**What to work on:** Note each line that includes the word "pressure". Copy those lines.
· · · ·
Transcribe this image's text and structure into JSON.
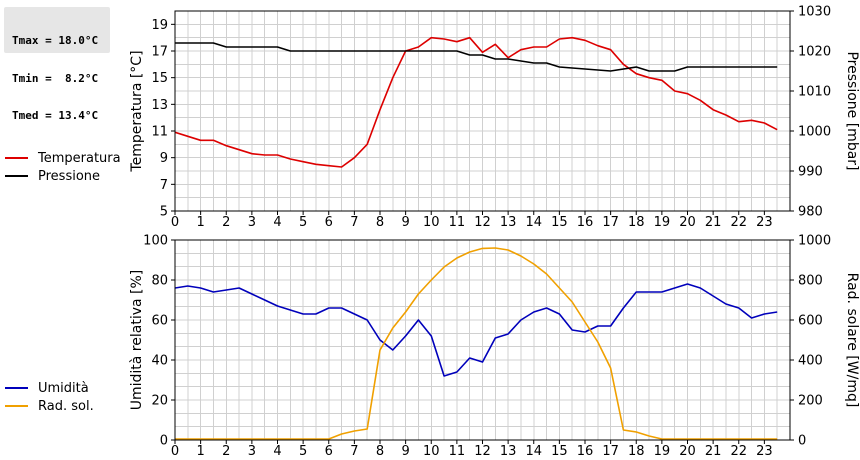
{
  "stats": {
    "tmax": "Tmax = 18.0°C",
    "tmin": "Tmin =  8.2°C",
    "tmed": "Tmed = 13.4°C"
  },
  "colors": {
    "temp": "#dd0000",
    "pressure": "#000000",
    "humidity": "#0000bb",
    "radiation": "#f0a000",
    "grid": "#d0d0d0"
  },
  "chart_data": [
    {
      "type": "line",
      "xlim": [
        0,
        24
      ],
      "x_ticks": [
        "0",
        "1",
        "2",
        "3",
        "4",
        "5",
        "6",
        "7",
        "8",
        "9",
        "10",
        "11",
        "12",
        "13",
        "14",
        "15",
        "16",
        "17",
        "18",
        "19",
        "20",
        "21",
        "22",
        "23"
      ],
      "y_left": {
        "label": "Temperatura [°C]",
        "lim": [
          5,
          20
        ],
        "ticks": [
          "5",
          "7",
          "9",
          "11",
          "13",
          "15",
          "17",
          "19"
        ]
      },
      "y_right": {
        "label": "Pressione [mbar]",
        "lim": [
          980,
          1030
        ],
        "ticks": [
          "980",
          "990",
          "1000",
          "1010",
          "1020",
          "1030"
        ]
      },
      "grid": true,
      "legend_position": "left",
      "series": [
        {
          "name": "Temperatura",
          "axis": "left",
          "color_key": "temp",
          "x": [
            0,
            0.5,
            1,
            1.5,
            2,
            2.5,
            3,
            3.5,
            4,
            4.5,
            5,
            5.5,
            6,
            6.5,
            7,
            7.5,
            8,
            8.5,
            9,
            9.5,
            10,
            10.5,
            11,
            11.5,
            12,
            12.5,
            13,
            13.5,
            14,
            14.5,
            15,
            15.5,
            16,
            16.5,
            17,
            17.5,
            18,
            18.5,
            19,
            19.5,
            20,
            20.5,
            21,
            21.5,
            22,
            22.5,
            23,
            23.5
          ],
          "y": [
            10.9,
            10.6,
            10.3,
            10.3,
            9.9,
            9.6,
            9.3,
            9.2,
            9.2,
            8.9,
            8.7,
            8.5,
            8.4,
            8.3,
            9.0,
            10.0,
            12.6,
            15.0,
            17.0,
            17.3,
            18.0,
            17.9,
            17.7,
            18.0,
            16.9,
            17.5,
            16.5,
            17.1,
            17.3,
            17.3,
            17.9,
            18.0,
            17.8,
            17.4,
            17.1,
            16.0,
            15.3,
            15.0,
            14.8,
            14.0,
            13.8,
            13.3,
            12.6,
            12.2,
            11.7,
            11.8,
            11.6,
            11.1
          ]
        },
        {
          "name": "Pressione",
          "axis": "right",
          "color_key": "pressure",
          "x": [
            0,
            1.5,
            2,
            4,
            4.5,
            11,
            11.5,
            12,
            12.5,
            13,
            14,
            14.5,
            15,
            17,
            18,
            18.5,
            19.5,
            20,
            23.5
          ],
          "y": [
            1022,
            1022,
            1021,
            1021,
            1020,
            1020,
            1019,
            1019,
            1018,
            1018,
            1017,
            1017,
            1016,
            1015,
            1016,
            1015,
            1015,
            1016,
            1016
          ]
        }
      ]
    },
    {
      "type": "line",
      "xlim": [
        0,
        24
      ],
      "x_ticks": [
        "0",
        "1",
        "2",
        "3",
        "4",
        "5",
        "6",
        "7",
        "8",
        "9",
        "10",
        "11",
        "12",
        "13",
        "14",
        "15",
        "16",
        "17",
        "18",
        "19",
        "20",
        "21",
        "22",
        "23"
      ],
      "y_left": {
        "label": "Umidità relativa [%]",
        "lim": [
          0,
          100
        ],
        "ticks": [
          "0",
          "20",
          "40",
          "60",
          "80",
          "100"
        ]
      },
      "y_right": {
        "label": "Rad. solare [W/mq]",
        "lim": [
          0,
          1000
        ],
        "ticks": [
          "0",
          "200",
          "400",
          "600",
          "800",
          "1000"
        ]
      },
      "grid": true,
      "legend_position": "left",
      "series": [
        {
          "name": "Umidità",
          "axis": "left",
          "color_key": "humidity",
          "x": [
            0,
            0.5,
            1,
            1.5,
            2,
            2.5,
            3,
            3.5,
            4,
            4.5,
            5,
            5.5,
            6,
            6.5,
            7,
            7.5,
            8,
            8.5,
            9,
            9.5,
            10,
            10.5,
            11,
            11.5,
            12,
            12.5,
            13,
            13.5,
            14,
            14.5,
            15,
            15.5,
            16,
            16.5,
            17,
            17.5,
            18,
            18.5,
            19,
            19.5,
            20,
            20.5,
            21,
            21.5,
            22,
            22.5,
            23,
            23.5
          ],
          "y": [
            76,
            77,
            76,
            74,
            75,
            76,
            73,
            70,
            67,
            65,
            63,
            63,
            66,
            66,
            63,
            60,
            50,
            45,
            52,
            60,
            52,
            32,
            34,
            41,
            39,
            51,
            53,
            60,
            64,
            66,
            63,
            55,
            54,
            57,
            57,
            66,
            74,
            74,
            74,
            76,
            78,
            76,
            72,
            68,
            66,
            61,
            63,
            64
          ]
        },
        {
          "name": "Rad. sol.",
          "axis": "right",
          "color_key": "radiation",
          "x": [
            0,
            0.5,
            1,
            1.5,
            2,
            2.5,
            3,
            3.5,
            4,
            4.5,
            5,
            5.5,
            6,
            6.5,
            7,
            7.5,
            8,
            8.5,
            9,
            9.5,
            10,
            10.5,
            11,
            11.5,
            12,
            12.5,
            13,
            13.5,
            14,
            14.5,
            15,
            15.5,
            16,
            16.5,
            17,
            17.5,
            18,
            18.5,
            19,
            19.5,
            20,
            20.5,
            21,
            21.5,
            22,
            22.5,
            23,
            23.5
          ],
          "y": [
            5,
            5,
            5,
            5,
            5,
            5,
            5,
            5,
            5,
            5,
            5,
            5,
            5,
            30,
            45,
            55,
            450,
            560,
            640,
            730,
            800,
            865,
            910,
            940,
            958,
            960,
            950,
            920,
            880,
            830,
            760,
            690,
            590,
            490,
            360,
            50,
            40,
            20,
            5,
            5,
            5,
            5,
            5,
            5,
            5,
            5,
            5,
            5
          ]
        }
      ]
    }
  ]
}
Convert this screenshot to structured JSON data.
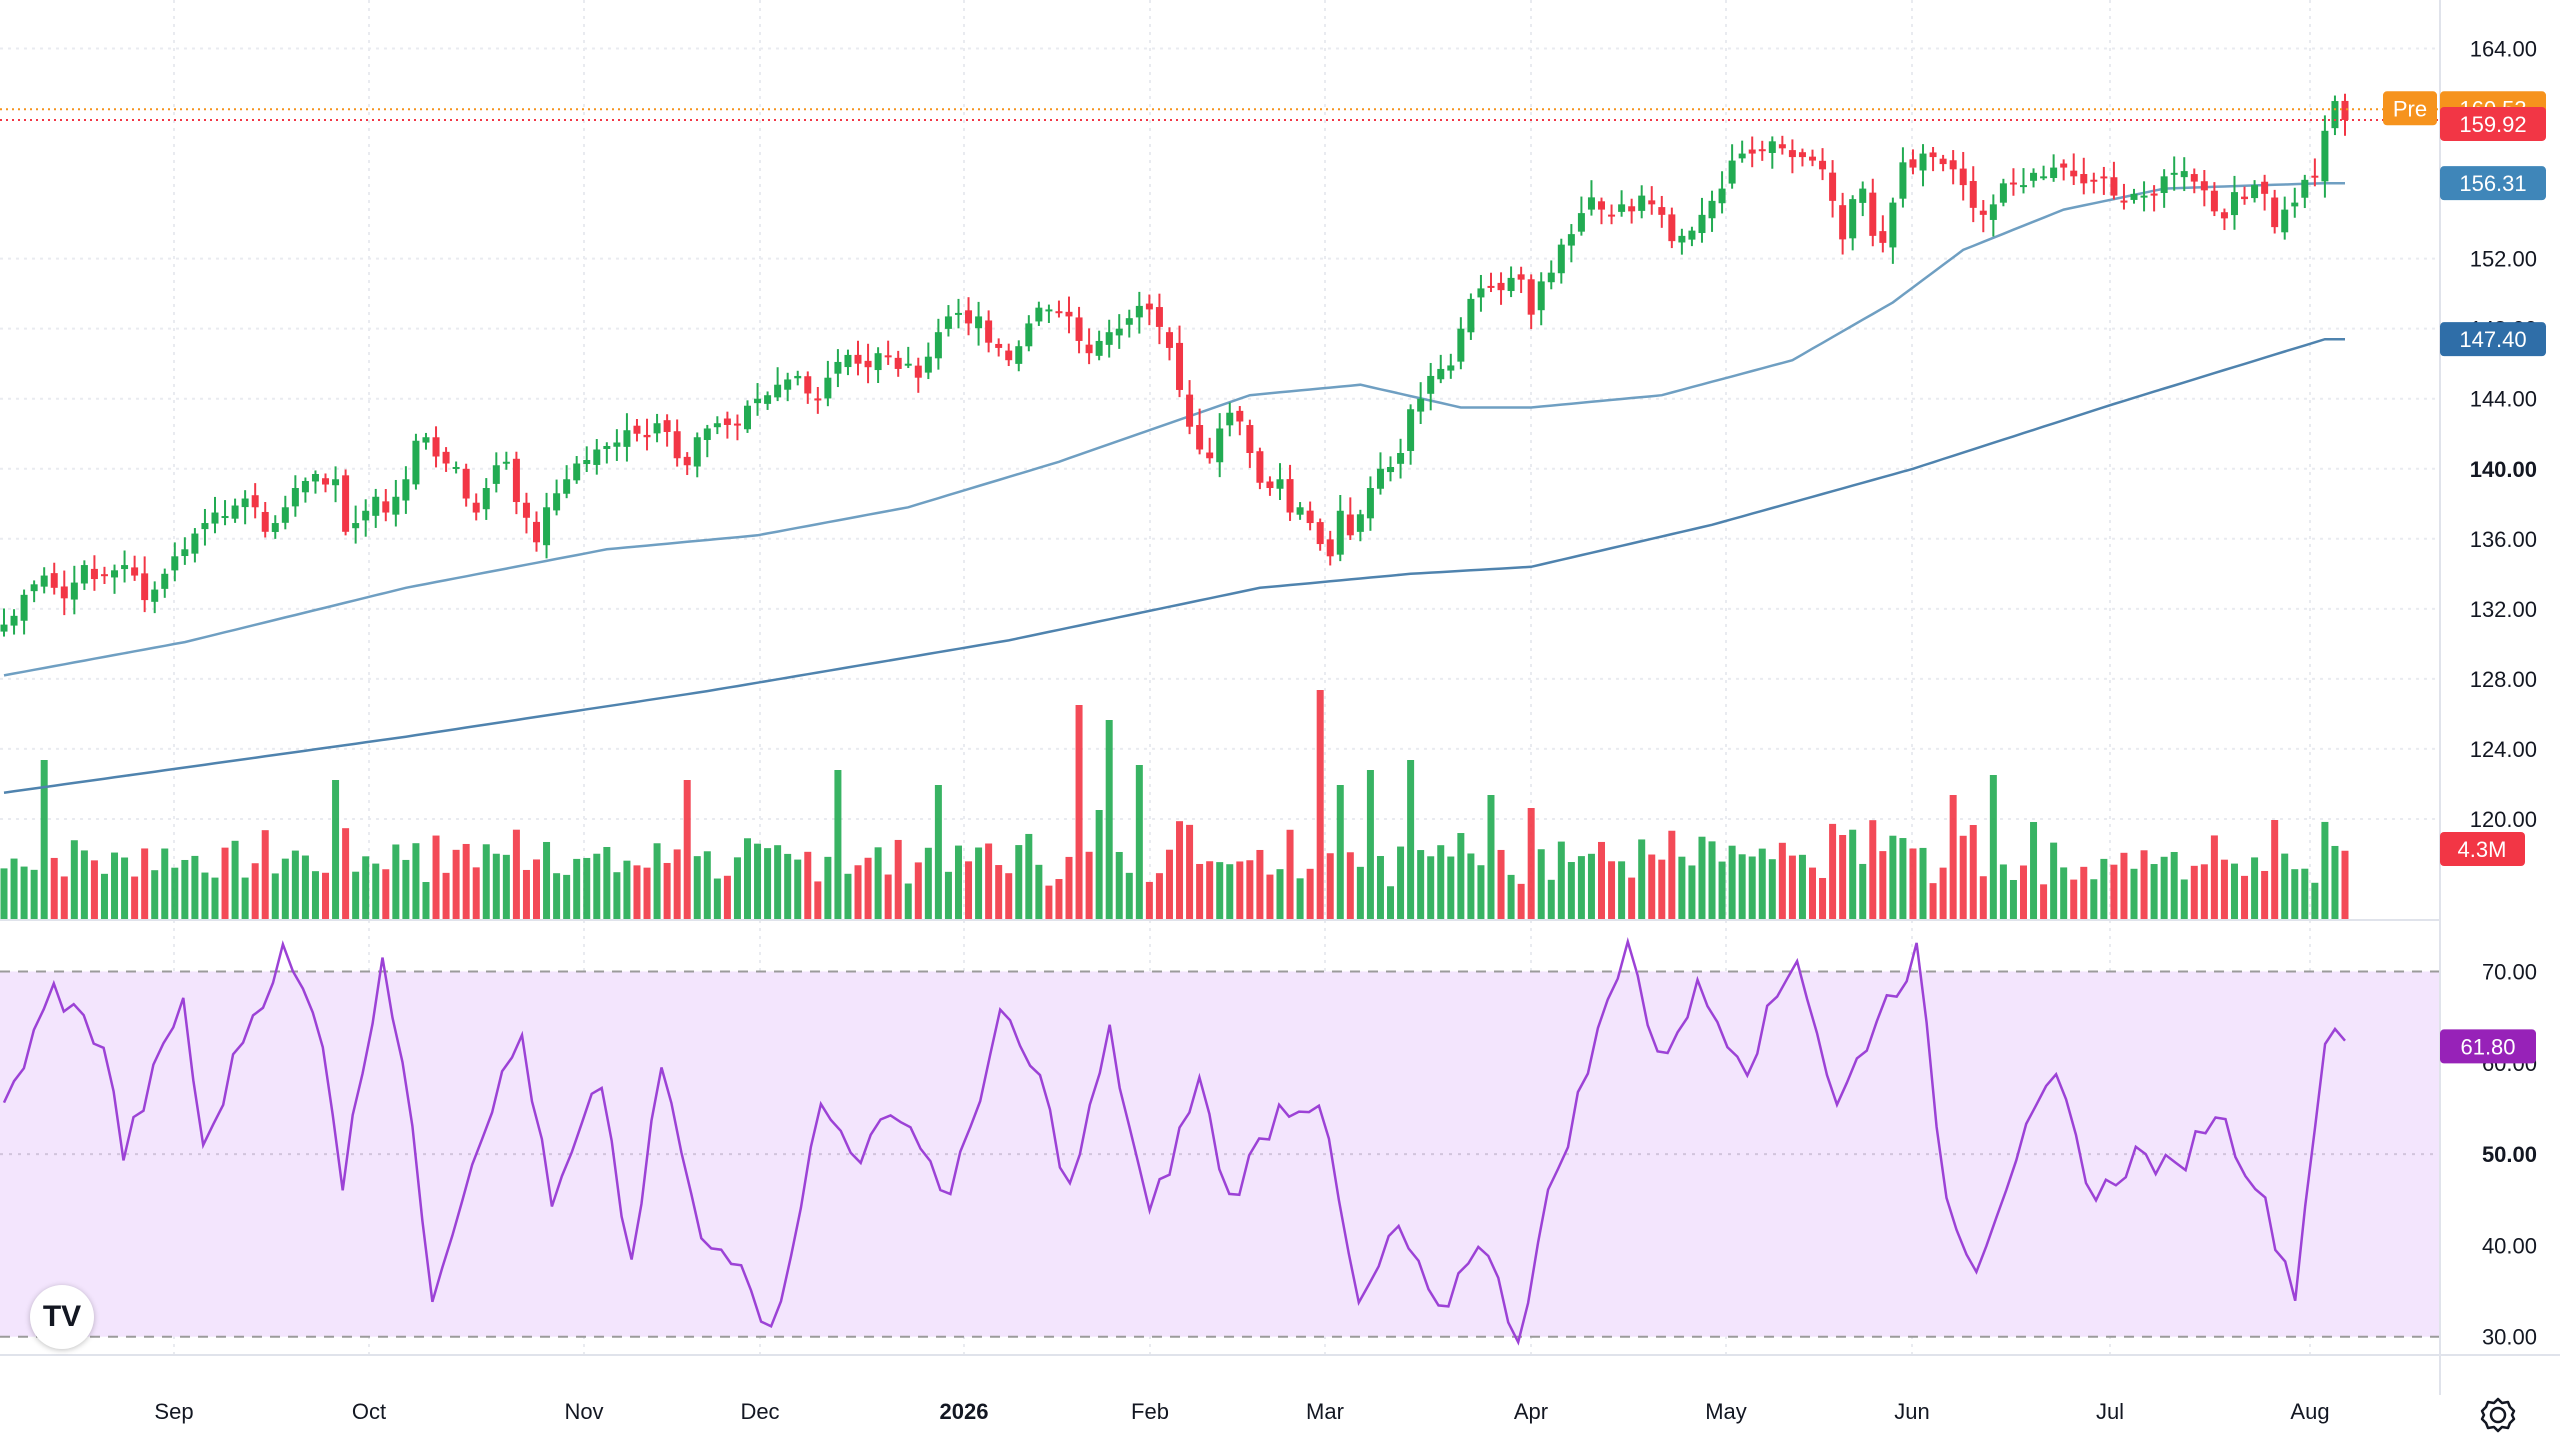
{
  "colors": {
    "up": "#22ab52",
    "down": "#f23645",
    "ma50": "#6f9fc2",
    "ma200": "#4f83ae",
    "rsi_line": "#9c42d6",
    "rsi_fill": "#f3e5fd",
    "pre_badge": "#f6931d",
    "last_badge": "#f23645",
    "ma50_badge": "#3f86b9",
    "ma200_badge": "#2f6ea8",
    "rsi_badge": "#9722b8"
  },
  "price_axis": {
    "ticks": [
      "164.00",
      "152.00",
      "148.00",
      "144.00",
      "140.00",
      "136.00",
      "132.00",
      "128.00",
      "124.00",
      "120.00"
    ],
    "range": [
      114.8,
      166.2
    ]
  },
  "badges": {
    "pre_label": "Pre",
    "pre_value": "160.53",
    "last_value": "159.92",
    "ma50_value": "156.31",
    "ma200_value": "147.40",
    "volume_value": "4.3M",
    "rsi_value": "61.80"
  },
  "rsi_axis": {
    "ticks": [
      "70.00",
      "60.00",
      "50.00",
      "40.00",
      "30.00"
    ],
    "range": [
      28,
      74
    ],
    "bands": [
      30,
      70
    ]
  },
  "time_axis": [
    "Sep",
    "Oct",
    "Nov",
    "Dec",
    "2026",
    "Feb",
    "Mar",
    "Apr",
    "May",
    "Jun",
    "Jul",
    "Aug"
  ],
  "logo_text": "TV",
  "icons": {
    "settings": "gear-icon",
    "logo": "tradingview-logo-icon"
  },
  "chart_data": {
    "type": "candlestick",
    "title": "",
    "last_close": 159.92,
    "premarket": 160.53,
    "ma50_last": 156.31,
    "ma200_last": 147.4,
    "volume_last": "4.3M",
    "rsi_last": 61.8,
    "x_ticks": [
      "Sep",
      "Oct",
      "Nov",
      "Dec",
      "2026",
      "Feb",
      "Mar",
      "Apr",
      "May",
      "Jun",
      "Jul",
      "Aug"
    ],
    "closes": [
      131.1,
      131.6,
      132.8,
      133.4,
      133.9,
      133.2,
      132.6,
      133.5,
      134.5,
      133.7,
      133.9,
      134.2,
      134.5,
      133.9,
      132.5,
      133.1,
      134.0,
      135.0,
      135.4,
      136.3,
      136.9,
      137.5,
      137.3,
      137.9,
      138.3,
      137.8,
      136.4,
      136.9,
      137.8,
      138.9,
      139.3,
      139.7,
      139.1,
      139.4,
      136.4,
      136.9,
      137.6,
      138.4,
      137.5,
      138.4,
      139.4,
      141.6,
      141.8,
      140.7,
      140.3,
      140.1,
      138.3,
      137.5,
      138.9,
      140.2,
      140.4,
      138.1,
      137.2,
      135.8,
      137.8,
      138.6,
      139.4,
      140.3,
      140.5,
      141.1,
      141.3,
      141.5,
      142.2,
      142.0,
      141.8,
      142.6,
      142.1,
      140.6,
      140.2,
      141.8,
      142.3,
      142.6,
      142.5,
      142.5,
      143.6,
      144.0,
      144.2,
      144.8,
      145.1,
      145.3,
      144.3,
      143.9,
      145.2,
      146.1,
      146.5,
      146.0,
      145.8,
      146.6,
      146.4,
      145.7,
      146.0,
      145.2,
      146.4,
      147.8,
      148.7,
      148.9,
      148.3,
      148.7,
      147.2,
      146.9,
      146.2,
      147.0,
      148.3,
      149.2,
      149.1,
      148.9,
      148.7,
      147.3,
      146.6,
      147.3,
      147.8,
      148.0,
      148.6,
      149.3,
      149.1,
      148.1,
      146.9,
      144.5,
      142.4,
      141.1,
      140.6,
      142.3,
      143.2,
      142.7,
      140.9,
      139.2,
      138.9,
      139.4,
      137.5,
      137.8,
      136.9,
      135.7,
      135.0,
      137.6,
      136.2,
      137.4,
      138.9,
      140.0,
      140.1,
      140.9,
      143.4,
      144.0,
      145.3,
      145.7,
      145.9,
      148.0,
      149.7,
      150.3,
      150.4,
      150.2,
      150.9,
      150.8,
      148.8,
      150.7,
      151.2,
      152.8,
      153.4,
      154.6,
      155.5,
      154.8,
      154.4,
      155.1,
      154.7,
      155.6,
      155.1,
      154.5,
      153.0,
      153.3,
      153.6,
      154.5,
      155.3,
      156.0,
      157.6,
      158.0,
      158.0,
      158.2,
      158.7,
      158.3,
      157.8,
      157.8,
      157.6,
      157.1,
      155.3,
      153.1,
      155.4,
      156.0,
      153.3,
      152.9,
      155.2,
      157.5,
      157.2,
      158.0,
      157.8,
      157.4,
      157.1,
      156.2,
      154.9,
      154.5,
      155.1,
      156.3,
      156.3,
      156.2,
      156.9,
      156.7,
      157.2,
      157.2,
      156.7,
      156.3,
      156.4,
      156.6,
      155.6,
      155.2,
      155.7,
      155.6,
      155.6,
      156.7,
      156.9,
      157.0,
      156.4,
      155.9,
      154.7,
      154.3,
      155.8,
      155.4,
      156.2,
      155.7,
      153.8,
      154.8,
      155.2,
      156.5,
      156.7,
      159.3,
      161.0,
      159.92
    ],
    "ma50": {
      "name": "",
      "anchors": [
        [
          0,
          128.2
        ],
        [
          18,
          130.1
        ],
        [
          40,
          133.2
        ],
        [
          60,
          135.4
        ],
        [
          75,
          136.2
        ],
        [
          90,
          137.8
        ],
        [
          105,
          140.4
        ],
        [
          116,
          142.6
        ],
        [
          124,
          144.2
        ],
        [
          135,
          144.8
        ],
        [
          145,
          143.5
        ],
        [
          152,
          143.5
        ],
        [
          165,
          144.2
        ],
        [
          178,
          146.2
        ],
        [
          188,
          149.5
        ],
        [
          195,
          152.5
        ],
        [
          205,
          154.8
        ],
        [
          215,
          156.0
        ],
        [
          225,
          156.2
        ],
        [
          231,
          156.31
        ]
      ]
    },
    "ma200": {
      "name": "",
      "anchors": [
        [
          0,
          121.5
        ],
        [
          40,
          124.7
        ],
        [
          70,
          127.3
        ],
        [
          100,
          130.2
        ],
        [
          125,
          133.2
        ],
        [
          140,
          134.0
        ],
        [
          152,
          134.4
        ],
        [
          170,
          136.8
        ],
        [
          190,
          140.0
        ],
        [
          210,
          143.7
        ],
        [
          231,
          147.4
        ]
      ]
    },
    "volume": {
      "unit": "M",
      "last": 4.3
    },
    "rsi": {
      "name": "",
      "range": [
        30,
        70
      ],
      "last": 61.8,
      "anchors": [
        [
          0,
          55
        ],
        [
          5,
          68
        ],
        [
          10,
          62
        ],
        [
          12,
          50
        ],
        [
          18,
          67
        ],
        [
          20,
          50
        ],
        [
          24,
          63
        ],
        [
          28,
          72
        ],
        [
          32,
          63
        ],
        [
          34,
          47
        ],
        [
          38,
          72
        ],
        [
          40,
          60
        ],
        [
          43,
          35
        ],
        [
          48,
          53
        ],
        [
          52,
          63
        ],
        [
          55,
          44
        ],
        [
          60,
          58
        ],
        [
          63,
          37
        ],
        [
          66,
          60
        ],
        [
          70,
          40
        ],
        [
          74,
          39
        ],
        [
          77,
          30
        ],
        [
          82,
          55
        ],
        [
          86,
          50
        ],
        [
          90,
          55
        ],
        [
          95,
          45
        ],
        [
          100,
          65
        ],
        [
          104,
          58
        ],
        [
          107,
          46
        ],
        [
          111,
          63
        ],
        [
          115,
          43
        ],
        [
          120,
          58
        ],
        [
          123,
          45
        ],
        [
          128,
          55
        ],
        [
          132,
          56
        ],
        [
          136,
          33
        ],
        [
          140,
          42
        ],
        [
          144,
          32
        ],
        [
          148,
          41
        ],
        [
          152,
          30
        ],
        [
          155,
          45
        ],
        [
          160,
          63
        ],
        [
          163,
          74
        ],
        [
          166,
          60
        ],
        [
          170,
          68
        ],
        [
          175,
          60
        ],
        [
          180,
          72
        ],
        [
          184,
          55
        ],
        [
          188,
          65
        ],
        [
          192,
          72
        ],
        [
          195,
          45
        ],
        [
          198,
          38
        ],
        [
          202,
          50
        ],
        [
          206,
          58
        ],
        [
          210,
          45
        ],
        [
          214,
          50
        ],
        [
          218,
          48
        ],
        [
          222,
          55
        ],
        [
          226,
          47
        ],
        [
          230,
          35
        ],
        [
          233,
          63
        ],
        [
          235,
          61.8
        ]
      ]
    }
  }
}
· · · ·
**Response to this exercise:**
    "pressure": "#000000",
          "color_key": "pressure",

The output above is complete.